# Written request
Every line of the material below must be repeated exactly.

# Dataset rows
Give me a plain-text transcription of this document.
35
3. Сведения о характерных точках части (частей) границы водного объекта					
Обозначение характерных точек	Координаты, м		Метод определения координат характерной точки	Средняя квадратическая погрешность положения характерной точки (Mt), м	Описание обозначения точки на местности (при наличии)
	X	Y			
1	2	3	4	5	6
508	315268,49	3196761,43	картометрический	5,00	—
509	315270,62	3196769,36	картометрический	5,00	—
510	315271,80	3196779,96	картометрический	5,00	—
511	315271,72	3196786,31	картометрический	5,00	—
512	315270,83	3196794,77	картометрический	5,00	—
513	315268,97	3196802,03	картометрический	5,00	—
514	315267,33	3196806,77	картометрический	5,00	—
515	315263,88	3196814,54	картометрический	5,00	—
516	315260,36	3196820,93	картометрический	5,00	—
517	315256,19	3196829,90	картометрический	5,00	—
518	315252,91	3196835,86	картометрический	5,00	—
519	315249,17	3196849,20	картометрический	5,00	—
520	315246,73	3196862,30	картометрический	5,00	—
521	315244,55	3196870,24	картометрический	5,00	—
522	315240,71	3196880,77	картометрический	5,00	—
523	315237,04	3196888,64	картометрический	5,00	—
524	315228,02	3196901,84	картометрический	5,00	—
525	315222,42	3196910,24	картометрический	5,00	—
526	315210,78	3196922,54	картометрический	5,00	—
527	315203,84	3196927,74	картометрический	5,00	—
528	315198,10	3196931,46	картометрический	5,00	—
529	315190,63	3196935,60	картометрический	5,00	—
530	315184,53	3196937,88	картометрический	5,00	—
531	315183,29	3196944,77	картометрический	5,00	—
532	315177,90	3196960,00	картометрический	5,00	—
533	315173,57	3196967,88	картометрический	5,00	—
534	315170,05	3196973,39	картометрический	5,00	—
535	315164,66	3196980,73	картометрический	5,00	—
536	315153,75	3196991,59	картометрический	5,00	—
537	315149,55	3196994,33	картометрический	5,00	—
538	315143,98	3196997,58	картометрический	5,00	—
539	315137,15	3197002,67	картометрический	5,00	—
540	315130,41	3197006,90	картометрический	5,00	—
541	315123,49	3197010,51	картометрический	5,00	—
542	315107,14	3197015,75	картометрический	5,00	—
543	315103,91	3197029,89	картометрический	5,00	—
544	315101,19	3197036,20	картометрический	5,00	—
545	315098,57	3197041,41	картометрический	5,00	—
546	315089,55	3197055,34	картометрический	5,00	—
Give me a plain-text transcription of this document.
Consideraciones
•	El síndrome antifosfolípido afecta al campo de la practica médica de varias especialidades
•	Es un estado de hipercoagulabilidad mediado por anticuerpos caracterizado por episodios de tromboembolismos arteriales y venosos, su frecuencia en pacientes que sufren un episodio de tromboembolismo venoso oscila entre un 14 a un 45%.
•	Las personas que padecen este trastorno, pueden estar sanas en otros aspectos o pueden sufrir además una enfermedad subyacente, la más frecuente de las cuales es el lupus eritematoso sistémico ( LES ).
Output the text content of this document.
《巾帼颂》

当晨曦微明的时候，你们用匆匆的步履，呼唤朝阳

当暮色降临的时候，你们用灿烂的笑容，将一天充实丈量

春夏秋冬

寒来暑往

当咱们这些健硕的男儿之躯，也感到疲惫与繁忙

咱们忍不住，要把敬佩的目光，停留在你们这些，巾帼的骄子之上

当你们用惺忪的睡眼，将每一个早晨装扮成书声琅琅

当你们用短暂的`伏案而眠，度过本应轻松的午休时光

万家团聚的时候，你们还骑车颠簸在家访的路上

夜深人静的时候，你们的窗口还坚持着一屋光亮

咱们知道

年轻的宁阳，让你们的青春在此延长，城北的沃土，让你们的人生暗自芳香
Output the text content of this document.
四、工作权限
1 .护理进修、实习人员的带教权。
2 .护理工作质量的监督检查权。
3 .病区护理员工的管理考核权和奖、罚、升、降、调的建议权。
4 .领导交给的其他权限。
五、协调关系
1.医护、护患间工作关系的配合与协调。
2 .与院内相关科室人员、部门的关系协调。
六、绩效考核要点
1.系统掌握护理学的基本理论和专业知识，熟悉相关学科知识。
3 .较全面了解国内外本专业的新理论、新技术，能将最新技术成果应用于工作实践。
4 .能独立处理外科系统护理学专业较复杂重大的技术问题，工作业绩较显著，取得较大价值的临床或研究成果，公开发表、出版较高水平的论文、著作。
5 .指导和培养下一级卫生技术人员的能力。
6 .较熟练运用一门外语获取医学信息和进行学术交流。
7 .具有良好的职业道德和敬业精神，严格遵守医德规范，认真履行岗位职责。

# Exercise output
Give me a plain-text transcription of this document.
35
3. Сведения о характерных точках части (частей) границы водного объекта					
Обозначение характерных точек	Координаты, м		Метод определения координат характерной точки	Средняя квадратическая погрешность положения характерной точки (Mt), м	Описание обозначения точки на местности (при наличии)
	X	Y			
1	2	3	4	5	6
508	315268,49	3196761,43	картометрический	5,00	—
509	315270,62	3196769,36	картометрический	5,00	—
510	315271,80	3196779,96	картометрический	5,00	—
511	315271,72	3196786,31	картометрический	5,00	—
512	315270,83	3196794,77	картометрический	5,00	—
513	315268,97	3196802,03	картометрический	5,00	—
514	315267,33	3196806,77	картометрический	5,00	—
515	315263,88	3196814,54	картометрический	5,00	—
516	315260,36	3196820,93	картометрический	5,00	—
517	315256,19	3196829,90	картометрический	5,00	—
518	315252,91	3196835,86	картометрический	5,00	—
519	315249,17	3196849,20	картометрический	5,00	—
520	315246,73	3196862,30	картометрический	5,00	—
521	315244,55	3196870,24	картометрический	5,00	—
522	315240,71	3196880,77	картометрический	5,00	—
523	315237,04	3196888,64	картометрический	5,00	—
524	315228,02	3196901,84	картометрический	5,00	—
525	315222,42	3196910,24	картометрический	5,00	—
526	315210,78	3196922,54	картометрический	5,00	—
527	315203,84	3196927,74	картометрический	5,00	—
528	315198,10	3196931,46	картометрический	5,00	—
529	315190,63	3196935,60	картометрический	5,00	—
530	315184,53	3196937,88	картометрический	5,00	—
531	315183,29	3196944,77	картометрический	5,00	—
532	315177,90	3196960,00	картометрический	5,00	—
533	315173,57	3196967,88	картометрический	5,00	—
534	315170,05	3196973,39	картометрический	5,00	—
535	315164,66	3196980,73	картометрический	5,00	—
536	315153,75	3196991,59	картометрический	5,00	—
537	315149,55	3196994,33	картометрический	5,00	—
538	315143,98	3196997,58	картометрический	5,00	—
539	315137,15	3197002,67	картометрический	5,00	—
540	315130,41	3197006,90	картометрический	5,00	—
541	315123,49	3197010,51	картометрический	5,00	—
542	315107,14	3197015,75	картометрический	5,00	—
543	315103,91	3197029,89	картометрический	5,00	—
544	315101,19	3197036,20	картометрический	5,00	—
545	315098,57	3197041,41	картометрический	5,00	—
546	315089,55	3197055,34	картометрический	5,00	—
Give me a plain-text transcription of this document.
Consideraciones
•	El síndrome antifosfolípido afecta al campo de la practica médica de varias especialidades
•	Es un estado de hipercoagulabilidad mediado por anticuerpos caracterizado por episodios de tromboembolismos arteriales y venosos, su frecuencia en pacientes que sufren un episodio de tromboembolismo venoso oscila entre un 14 a un 45%.
•	Las personas que padecen este trastorno, pueden estar sanas en otros aspectos o pueden sufrir además una enfermedad subyacente, la más frecuente de las cuales es el lupus eritematoso sistémico ( LES ).
Output the text content of this document.
《巾帼颂》

当晨曦微明的时候，你们用匆匆的步履，呼唤朝阳

当暮色降临的时候，你们用灿烂的笑容，将一天充实丈量

春夏秋冬

寒来暑往

当咱们这些健硕的男儿之躯，也感到疲惫与繁忙

咱们忍不住，要把敬佩的目光，停留在你们这些，巾帼的骄子之上

当你们用惺忪的睡眼，将每一个早晨装扮成书声琅琅

当你们用短暂的`伏案而眠，度过本应轻松的午休时光

万家团聚的时候，你们还骑车颠簸在家访的路上

夜深人静的时候，你们的窗口还坚持着一屋光亮

咱们知道

年轻的宁阳，让你们的青春在此延长，城北的沃土，让你们的人生暗自芳香
Output the text content of this document.
四、工作权限
1 .护理进修、实习人员的带教权。
2 .护理工作质量的监督检查权。
3 .病区护理员工的管理考核权和奖、罚、升、降、调的建议权。
4 .领导交给的其他权限。
五、协调关系
1.医护、护患间工作关系的配合与协调。
2 .与院内相关科室人员、部门的关系协调。
六、绩效考核要点
1.系统掌握护理学的基本理论和专业知识，熟悉相关学科知识。
3 .较全面了解国内外本专业的新理论、新技术，能将最新技术成果应用于工作实践。
4 .能独立处理外科系统护理学专业较复杂重大的技术问题，工作业绩较显著，取得较大价值的临床或研究成果，公开发表、出版较高水平的论文、著作。
5 .指导和培养下一级卫生技术人员的能力。
6 .较熟练运用一门外语获取医学信息和进行学术交流。
7 .具有良好的职业道德和敬业精神，严格遵守医德规范，认真履行岗位职责。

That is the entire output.